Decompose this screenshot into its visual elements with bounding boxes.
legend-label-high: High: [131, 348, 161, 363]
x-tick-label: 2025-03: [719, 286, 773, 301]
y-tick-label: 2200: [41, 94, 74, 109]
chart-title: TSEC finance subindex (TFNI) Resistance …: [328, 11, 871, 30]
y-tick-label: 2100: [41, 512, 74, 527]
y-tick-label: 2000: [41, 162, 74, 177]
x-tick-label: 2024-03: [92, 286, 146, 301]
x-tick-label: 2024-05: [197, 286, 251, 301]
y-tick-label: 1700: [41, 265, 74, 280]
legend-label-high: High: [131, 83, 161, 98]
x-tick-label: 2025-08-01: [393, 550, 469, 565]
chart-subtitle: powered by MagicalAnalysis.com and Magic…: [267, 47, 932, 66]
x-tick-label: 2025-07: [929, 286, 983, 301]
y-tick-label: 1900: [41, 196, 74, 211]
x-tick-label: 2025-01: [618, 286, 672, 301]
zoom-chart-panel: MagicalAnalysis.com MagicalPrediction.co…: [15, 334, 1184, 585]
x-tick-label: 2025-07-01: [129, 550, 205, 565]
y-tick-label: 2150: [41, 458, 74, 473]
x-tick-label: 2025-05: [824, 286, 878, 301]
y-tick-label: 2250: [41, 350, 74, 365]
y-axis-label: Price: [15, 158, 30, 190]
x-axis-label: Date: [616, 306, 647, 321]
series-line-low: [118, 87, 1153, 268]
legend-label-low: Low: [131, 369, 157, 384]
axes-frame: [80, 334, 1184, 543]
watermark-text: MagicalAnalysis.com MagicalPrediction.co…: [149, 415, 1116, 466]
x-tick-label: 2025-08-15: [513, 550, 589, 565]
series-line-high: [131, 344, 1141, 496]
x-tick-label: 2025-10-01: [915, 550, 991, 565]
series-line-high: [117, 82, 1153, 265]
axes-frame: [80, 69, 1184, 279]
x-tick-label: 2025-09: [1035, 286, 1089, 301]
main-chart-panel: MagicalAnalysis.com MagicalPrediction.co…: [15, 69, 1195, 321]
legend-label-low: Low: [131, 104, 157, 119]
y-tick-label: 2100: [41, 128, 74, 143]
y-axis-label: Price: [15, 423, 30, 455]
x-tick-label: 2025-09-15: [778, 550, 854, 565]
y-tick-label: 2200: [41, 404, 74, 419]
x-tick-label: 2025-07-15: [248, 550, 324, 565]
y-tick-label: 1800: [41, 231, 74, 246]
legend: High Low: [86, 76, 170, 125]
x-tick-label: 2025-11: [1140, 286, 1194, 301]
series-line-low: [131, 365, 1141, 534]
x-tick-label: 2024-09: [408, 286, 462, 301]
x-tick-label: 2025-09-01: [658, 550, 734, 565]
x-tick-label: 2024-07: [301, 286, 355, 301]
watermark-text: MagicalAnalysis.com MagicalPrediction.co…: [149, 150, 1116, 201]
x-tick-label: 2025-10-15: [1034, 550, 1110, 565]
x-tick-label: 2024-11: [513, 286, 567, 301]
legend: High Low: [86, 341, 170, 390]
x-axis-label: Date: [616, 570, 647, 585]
---------------
Problem to work on: Write out the data again, switching each "Price" to "Index level" and keeping everything else the same.

Solution to the problem:
Decompose this screenshot into its visual elements with bounding boxes.
legend-label-high: High: [131, 348, 161, 363]
x-tick-label: 2025-03: [719, 286, 773, 301]
y-tick-label: 2200: [41, 94, 74, 109]
chart-title: TSEC finance subindex (TFNI) Resistance …: [328, 11, 871, 30]
y-tick-label: 2100: [41, 512, 74, 527]
y-tick-label: 2000: [41, 162, 74, 177]
x-tick-label: 2024-03: [92, 286, 146, 301]
x-tick-label: 2024-05: [197, 286, 251, 301]
y-tick-label: 1700: [41, 265, 74, 280]
legend-label-high: High: [131, 83, 161, 98]
x-tick-label: 2025-08-01: [393, 550, 469, 565]
chart-subtitle: powered by MagicalAnalysis.com and Magic…: [267, 47, 932, 66]
x-tick-label: 2025-07: [929, 286, 983, 301]
y-tick-label: 1900: [41, 196, 74, 211]
x-tick-label: 2025-01: [618, 286, 672, 301]
zoom-chart-panel: MagicalAnalysis.com MagicalPrediction.co…: [15, 334, 1184, 585]
x-tick-label: 2025-07-01: [129, 550, 205, 565]
y-tick-label: 2150: [41, 458, 74, 473]
x-tick-label: 2025-05: [824, 286, 878, 301]
y-tick-label: 2250: [41, 350, 74, 365]
y-axis-label: Index level: [15, 158, 30, 190]
x-axis-label: Date: [616, 306, 647, 321]
series-line-low: [118, 87, 1153, 268]
legend-label-low: Low: [131, 369, 157, 384]
axes-frame: [80, 334, 1184, 543]
watermark-text: MagicalAnalysis.com MagicalPrediction.co…: [149, 415, 1116, 466]
x-tick-label: 2025-08-15: [513, 550, 589, 565]
series-line-high: [131, 344, 1141, 496]
x-tick-label: 2025-10-01: [915, 550, 991, 565]
series-line-high: [117, 82, 1153, 265]
axes-frame: [80, 69, 1184, 279]
x-tick-label: 2025-09: [1035, 286, 1089, 301]
main-chart-panel: MagicalAnalysis.com MagicalPrediction.co…: [15, 69, 1195, 321]
legend-label-low: Low: [131, 104, 157, 119]
y-tick-label: 2100: [41, 128, 74, 143]
y-axis-label: Index level: [15, 423, 30, 455]
x-tick-label: 2025-09-15: [778, 550, 854, 565]
y-tick-label: 2200: [41, 404, 74, 419]
x-tick-label: 2025-07-15: [248, 550, 324, 565]
y-tick-label: 1800: [41, 231, 74, 246]
legend: High Low: [86, 76, 170, 125]
x-tick-label: 2025-11: [1140, 286, 1194, 301]
series-line-low: [131, 365, 1141, 534]
x-tick-label: 2024-09: [408, 286, 462, 301]
x-tick-label: 2025-09-01: [658, 550, 734, 565]
x-tick-label: 2024-07: [301, 286, 355, 301]
watermark-text: MagicalAnalysis.com MagicalPrediction.co…: [149, 150, 1116, 201]
x-tick-label: 2025-10-15: [1034, 550, 1110, 565]
x-tick-label: 2024-11: [513, 286, 567, 301]
legend: High Low: [86, 341, 170, 390]
x-axis-label: Date: [616, 570, 647, 585]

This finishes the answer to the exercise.